## [Rows from a dataset]

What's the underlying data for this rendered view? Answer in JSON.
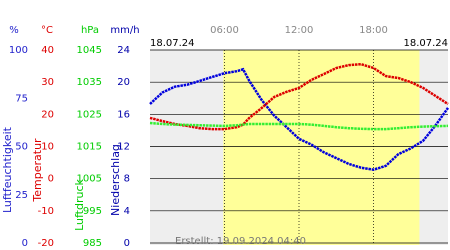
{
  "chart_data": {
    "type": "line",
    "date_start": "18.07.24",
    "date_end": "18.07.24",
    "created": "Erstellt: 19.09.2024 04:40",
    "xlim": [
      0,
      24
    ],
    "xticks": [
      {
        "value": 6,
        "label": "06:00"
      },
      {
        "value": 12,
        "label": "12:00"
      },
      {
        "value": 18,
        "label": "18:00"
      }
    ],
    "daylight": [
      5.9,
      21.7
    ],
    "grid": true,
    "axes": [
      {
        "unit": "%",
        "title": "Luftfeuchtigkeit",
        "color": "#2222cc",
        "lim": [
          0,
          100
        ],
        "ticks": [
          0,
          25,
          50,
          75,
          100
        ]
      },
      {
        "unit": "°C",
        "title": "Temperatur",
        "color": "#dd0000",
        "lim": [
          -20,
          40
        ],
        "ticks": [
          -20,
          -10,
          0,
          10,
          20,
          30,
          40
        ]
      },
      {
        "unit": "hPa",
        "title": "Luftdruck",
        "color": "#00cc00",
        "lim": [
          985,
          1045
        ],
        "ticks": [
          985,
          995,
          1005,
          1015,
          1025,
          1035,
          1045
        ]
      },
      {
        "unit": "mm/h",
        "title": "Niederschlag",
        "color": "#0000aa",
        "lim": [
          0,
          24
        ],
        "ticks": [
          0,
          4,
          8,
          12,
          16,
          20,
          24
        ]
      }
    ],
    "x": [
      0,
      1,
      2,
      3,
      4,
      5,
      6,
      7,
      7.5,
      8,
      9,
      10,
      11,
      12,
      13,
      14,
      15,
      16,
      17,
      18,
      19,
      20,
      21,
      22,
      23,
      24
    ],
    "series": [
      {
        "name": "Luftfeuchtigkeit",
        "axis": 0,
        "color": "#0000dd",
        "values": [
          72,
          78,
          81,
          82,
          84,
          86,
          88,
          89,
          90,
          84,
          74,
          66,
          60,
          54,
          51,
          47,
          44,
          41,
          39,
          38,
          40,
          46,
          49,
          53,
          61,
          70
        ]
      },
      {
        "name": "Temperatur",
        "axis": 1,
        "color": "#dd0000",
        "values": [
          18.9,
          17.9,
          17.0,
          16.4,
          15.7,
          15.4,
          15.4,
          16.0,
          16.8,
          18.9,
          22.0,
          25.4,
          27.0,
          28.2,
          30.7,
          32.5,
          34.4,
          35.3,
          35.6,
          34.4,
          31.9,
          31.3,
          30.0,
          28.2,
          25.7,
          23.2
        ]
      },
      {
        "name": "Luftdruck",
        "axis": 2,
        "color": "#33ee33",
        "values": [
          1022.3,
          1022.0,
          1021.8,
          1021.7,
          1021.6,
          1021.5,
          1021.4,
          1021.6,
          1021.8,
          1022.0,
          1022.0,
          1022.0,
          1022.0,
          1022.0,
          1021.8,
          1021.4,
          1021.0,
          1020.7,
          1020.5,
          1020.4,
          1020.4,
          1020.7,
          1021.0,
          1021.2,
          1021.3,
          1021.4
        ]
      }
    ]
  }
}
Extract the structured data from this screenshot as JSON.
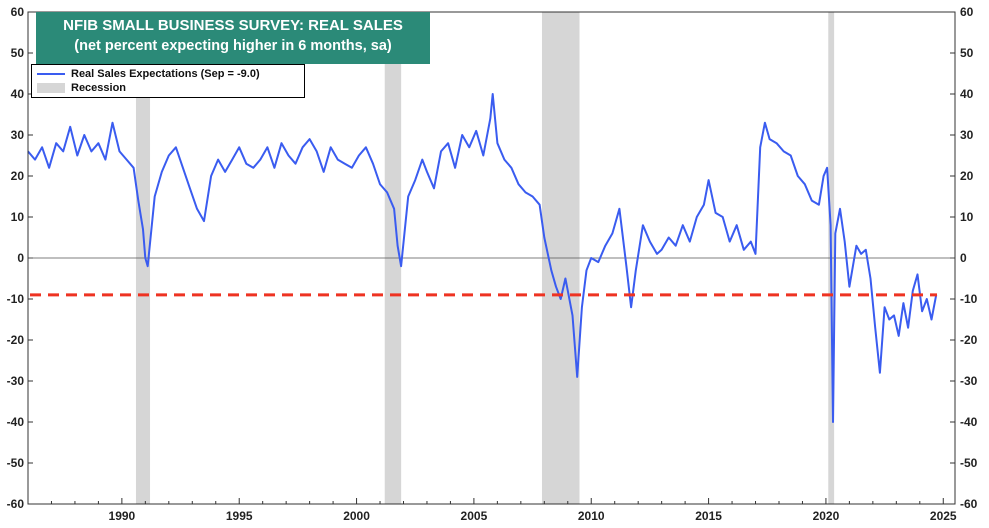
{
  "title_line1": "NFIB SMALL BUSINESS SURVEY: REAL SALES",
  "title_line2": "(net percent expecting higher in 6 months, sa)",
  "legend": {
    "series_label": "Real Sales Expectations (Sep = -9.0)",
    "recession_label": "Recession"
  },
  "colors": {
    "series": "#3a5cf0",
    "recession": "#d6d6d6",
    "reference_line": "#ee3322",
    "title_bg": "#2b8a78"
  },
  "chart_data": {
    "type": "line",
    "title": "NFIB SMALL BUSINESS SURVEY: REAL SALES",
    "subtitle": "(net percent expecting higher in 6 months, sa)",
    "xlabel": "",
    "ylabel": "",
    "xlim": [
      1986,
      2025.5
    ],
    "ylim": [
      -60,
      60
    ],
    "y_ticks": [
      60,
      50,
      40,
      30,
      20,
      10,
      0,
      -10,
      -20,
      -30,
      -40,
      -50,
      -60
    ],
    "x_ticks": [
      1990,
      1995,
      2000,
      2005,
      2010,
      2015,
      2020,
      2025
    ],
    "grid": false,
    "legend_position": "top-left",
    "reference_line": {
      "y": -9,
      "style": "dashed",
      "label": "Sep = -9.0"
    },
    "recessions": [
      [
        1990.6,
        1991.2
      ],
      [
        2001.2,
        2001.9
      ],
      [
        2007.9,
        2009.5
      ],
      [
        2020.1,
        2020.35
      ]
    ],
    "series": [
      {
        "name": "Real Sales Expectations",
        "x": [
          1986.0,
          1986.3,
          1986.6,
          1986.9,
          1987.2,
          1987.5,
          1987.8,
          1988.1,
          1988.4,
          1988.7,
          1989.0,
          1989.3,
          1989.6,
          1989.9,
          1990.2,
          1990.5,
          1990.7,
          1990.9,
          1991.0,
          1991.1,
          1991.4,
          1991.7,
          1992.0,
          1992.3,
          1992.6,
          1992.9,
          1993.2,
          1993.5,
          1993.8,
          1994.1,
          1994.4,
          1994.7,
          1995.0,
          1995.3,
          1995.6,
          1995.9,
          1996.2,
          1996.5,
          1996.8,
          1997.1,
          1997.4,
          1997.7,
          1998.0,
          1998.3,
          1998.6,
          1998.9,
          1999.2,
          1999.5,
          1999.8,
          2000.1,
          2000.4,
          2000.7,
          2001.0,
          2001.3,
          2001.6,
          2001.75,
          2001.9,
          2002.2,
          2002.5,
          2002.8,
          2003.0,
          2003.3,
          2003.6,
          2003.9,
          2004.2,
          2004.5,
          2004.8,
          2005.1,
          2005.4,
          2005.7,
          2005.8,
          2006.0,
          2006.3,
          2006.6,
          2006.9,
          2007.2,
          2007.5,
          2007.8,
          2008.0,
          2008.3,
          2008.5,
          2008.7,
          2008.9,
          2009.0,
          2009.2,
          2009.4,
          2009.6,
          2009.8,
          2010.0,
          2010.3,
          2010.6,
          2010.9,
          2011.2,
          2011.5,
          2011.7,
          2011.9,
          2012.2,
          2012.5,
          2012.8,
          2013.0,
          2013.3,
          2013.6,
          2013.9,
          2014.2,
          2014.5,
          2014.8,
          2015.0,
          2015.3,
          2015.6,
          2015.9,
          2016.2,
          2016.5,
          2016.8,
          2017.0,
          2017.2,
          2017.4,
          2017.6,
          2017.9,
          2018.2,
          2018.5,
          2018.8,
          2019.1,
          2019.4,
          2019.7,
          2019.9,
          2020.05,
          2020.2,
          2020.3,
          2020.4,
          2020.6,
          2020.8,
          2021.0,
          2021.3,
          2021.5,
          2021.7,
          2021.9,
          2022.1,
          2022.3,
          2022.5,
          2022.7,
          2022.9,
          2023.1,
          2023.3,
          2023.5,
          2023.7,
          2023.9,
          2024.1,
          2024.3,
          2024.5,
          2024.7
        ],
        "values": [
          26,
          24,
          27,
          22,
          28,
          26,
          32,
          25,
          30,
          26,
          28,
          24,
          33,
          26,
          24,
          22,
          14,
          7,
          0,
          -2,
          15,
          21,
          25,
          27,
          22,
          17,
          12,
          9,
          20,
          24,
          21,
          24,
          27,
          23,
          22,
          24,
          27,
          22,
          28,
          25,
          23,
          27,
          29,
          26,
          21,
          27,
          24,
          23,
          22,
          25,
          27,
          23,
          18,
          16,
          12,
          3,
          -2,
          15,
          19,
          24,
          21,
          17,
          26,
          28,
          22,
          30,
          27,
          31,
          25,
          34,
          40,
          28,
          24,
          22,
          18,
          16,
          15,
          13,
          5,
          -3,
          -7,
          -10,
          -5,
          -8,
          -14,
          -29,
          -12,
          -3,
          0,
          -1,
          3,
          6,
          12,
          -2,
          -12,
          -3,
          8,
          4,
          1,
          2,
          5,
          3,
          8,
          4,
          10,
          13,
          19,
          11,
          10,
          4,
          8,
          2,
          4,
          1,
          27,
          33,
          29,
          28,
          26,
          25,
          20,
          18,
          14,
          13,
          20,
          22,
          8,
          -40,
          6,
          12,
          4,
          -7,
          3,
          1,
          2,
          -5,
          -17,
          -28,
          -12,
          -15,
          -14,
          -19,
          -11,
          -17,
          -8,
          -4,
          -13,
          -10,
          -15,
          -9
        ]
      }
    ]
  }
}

## [Do this]
From the entries above, copy every line that holds the word "months".

## [Answer to this problem]
  "title_line2": "(net percent expecting higher in 6 months, sa)",
    "subtitle": "(net percent expecting higher in 6 months, sa)",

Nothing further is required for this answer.